Requirement. Retype the records that come next, word for word.
## begin Source material
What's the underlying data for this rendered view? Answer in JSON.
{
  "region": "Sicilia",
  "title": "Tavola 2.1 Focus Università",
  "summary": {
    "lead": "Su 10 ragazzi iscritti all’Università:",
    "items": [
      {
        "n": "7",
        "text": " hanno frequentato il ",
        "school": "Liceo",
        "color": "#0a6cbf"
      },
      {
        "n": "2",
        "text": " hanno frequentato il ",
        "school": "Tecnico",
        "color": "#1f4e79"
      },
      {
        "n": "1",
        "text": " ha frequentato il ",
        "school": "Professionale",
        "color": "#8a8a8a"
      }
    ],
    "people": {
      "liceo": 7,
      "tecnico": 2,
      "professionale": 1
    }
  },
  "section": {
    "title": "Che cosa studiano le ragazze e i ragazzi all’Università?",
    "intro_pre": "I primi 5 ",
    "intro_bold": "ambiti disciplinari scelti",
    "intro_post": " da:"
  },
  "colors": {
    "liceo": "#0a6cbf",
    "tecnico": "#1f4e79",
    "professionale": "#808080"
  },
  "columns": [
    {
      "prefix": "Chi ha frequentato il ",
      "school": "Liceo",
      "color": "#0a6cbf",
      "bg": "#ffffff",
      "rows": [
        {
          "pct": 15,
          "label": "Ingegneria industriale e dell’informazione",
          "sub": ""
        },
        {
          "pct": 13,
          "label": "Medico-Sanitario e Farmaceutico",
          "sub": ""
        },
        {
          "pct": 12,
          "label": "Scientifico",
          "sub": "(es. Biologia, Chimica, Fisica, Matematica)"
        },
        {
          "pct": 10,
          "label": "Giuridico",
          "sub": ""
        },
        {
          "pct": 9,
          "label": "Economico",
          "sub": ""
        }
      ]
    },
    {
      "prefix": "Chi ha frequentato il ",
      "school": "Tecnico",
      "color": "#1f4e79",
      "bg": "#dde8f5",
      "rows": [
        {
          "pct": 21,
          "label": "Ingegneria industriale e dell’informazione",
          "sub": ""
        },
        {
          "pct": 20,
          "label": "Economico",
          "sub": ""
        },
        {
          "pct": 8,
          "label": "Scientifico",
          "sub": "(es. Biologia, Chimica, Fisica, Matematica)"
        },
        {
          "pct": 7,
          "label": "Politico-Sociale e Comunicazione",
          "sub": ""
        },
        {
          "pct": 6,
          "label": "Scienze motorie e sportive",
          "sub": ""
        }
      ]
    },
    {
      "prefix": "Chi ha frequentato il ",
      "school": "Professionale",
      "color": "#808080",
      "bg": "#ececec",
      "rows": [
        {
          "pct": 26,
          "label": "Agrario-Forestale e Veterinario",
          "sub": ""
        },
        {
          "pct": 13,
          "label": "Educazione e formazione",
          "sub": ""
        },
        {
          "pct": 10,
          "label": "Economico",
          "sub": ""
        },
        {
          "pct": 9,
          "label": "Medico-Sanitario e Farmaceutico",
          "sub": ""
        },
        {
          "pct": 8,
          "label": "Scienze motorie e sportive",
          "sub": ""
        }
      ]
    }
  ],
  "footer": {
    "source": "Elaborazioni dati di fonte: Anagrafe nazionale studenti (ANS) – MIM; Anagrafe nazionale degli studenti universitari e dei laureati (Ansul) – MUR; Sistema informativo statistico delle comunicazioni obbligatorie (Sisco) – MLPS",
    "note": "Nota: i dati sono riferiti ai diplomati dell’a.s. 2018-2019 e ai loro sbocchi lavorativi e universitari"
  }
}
## end Source material
Solution to this exercise.
What's the underlying data for this rendered view? Answer in JSON.
{
  "region": "Sicilia",
  "title": "Tavola 2.1 Focus Università",
  "summary": {
    "lead": "Su 10 ragazzi iscritti all’Università:",
    "items": [
      {
        "n": "7",
        "text": " hanno frequentato il ",
        "school": "Liceo",
        "color": "#0a6cbf"
      },
      {
        "n": "2",
        "text": " hanno frequentato il ",
        "school": "Tecnico",
        "color": "#1f4e79"
      },
      {
        "n": "1",
        "text": " ha frequentato il ",
        "school": "Professionale",
        "color": "#8a8a8a"
      }
    ],
    "people": {
      "liceo": 7,
      "tecnico": 2,
      "professionale": 1
    }
  },
  "section": {
    "title": "Che cosa studiano le ragazze e i ragazzi all’Università?",
    "intro_pre": "I primi 5 ",
    "intro_bold": "ambiti disciplinari scelti",
    "intro_post": " da:"
  },
  "colors": {
    "liceo": "#0a6cbf",
    "tecnico": "#1f4e79",
    "professionale": "#808080"
  },
  "columns": [
    {
      "prefix": "Chi ha frequentato il ",
      "school": "Liceo",
      "color": "#0a6cbf",
      "bg": "#ffffff",
      "rows": [
        {
          "pct": 15,
          "label": "Ingegneria industriale e dell’informazione",
          "sub": ""
        },
        {
          "pct": 13,
          "label": "Medico-Sanitario e Farmaceutico",
          "sub": ""
        },
        {
          "pct": 12,
          "label": "Scientifico",
          "sub": "(es. Biologia, Chimica, Fisica, Matematica)"
        },
        {
          "pct": 10,
          "label": "Giuridico",
          "sub": ""
        },
        {
          "pct": 9,
          "label": "Economico",
          "sub": ""
        }
      ]
    },
    {
      "prefix": "Chi ha frequentato il ",
      "school": "Tecnico",
      "color": "#1f4e79",
      "bg": "#dde8f5",
      "rows": [
        {
          "pct": 21,
          "label": "Ingegneria industriale e dell’informazione",
          "sub": ""
        },
        {
          "pct": 20,
          "label": "Economico",
          "sub": ""
        },
        {
          "pct": 8,
          "label": "Scientifico",
          "sub": "(es. Biologia, Chimica, Fisica, Matematica)"
        },
        {
          "pct": 7,
          "label": "Politico-Sociale e Comunicazione",
          "sub": ""
        },
        {
          "pct": 6,
          "label": "Scienze motorie e sportive",
          "sub": ""
        }
      ]
    },
    {
      "prefix": "Chi ha frequentato il ",
      "school": "Professionale",
      "color": "#808080",
      "bg": "#ececec",
      "rows": [
        {
          "pct": 26,
          "label": "Agrario-Forestale e Veterinario",
          "sub": ""
        },
        {
          "pct": 13,
          "label": "Educazione e formazione",
          "sub": ""
        },
        {
          "pct": 10,
          "label": "Economico",
          "sub": ""
        },
        {
          "pct": 9,
          "label": "Medico-Sanitario e Farmaceutico",
          "sub": ""
        },
        {
          "pct": 8,
          "label": "Scienze motorie e sportive",
          "sub": ""
        }
      ]
    }
  ],
  "footer": {
    "source": "Elaborazioni dati di fonte: Anagrafe nazionale studenti (ANS) – MIM; Anagrafe nazionale degli studenti universitari e dei laureati (Ansul) – MUR; Sistema informativo statistico delle comunicazioni obbligatorie (Sisco) – MLPS",
    "note": "Nota: i dati sono riferiti ai diplomati dell’a.s. 2018-2019 e ai loro sbocchi lavorativi e universitari"
  }
}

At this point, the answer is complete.